From the listing below, copy every line with the word "object".

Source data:
- - -
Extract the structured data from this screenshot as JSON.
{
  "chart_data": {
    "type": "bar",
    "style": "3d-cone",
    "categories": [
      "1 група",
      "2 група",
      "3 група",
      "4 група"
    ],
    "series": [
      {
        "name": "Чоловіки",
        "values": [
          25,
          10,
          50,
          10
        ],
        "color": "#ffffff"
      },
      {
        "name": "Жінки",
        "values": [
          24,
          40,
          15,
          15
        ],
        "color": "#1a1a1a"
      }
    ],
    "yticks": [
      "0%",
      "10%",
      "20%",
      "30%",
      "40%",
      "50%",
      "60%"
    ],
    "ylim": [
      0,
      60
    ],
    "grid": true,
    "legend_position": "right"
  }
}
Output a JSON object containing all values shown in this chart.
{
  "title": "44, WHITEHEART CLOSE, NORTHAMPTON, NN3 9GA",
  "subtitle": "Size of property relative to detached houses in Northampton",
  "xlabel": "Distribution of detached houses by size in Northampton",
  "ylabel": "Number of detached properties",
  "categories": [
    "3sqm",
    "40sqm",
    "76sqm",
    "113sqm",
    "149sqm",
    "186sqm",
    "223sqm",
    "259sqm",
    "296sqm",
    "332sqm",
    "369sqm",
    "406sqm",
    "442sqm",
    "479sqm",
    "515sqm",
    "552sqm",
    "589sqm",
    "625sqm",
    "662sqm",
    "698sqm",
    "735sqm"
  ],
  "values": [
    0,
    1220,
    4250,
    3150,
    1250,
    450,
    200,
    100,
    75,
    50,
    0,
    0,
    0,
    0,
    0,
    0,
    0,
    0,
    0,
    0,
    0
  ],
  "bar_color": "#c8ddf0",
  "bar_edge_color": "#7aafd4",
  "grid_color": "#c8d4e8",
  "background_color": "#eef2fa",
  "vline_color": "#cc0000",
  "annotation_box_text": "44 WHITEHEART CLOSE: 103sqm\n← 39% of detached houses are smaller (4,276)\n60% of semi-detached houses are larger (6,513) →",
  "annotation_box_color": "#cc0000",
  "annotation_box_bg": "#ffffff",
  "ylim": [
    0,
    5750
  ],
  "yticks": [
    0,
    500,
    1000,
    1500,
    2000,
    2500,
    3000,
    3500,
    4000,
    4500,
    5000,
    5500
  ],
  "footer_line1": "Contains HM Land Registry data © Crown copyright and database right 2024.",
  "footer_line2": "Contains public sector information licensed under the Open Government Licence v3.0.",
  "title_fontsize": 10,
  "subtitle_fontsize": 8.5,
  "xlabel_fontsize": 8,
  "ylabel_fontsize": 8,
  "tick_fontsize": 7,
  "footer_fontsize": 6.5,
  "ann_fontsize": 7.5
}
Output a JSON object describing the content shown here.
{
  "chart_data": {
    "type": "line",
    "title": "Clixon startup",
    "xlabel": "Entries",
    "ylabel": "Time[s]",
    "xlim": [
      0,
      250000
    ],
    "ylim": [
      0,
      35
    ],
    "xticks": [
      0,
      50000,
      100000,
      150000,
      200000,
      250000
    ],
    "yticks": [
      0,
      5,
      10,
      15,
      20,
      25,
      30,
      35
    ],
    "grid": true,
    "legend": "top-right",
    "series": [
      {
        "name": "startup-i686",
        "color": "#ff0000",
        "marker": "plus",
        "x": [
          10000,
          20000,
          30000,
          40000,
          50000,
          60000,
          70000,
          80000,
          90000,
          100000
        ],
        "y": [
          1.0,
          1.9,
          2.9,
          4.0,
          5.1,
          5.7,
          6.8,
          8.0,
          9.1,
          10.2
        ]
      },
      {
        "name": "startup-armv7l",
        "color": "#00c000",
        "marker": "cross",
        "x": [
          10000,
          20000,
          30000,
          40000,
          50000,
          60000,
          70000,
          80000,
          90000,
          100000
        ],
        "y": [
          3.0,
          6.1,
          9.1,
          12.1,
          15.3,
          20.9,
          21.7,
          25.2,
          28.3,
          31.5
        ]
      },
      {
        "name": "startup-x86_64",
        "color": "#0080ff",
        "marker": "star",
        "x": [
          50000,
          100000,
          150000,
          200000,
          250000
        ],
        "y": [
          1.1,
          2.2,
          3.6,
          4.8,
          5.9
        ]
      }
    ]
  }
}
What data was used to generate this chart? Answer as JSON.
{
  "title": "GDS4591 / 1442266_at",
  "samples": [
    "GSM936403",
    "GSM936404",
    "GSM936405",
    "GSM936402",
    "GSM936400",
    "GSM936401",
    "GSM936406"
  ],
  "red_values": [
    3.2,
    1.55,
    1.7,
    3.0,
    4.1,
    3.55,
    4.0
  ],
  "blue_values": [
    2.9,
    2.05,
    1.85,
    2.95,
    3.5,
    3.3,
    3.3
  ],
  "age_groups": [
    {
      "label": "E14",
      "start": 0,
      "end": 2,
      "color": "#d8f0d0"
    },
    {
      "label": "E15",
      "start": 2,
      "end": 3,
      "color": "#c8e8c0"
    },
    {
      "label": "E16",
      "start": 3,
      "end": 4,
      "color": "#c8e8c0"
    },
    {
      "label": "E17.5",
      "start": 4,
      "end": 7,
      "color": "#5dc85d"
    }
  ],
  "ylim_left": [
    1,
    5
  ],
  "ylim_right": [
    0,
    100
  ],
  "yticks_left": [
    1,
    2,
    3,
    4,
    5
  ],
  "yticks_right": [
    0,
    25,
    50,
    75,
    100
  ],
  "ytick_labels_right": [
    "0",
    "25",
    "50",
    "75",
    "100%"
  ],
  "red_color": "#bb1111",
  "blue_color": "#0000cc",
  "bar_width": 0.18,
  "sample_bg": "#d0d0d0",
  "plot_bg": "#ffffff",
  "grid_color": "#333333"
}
- - -
Final result.
Output a JSON object containing all values shown in this chart.
Output a JSON object describing the content shown here.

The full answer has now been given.